Task prompt:
From the entries that follow, pick out all lines holding "инноваций".

+---+

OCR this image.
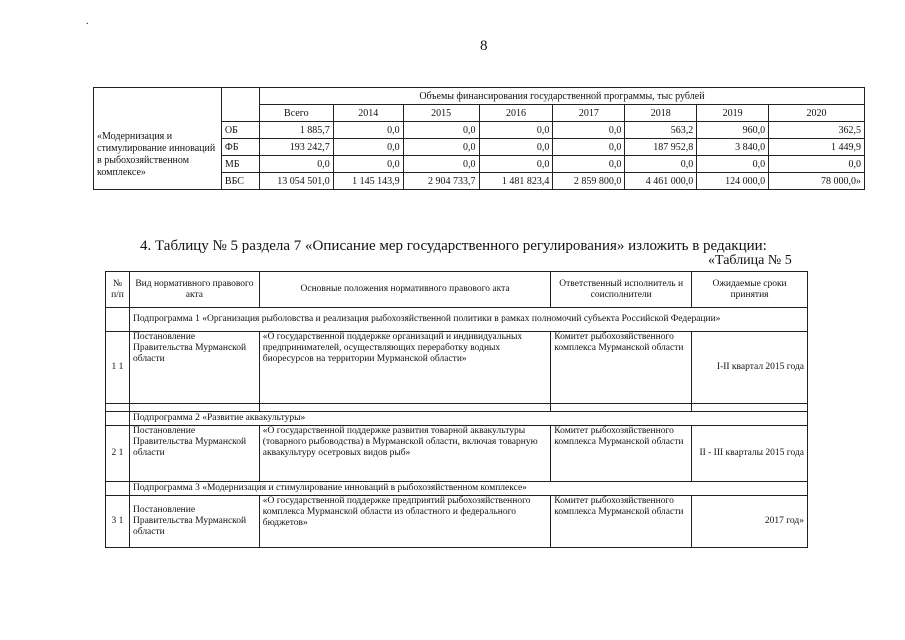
.
8
		Объемы финансирования государственной программы, тыс рублей							
		Всего	2014	2015	2016	2017	2018	2019	2020
«Модернизация и стимулирование инноваций в рыбохозяйственном комплексе»	ОБ	1 885,7	0,0	0,0	0,0	0,0	563,2	960,0	362,5
	ФБ	193 242,7	0,0	0,0	0,0	0,0	187 952,8	3 840,0	1 449,9
	МБ	0,0	0,0	0,0	0,0	0,0	0,0	0,0	0,0
	ВБС	13 054 501,0	1 145 143,9	2 904 733,7	1 481 823,4	2 859 800,0	4 461 000,0	124 000,0	78 000,0»
4. Таблицу № 5 раздела 7 «Описание мер государственного регулирования» изложить в редакции:
«Таблица № 5
№ п/п	Вид нормативного правового акта	Основные положения нормативного правового акта	Ответственный исполнитель и соисполнители	Ожидаемые сроки принятия
	Подпрограмма 1 «Организация рыболовства и реализация рыбохозяйственной политики в рамках полномочий субъекта Российской Федерации»			
1 1	Постановление Правительства Мурманской области	«О государственной поддержке организаций и индивидуальных предпринимателей, осуществляющих переработку водных биоресурсов на территории Мурманской области»	Комитет рыбохозяйственного комплекса Мурманской области	I-II квартал 2015 года

	Подпрограмма 2 «Развитие аквакультуры»			
2 1	Постановление Правительства Мурманской области	«О государственной поддержке развития товарной аквакультуры (товарного рыбоводства) в Мурманской области, включая товарную аквакультуру осетровых видов рыб»	Комитет рыбохозяйственного комплекса Мурманской области	II - III кварталы 2015 года
	Подпрограмма 3 «Модернизация и стимулирование инноваций в рыбохозяйственном комплексе»			
3 1	Постановление Правительства Мурманской области	«О государственной поддержке предприятий рыбохозяйственного комплекса Мурманской области из областного и федерального бюджетов»	Комитет рыбохозяйственного комплекса Мурманской области	2017 год»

+---+

Written solution:
«Модернизация и стимулирование инноваций в рыбохозяйственном комплексе»	ОБ	1 885,7	0,0	0,0	0,0	0,0	563,2	960,0	362,5
	Подпрограмма 3 «Модернизация и стимулирование инноваций в рыбохозяйственном комплексе»			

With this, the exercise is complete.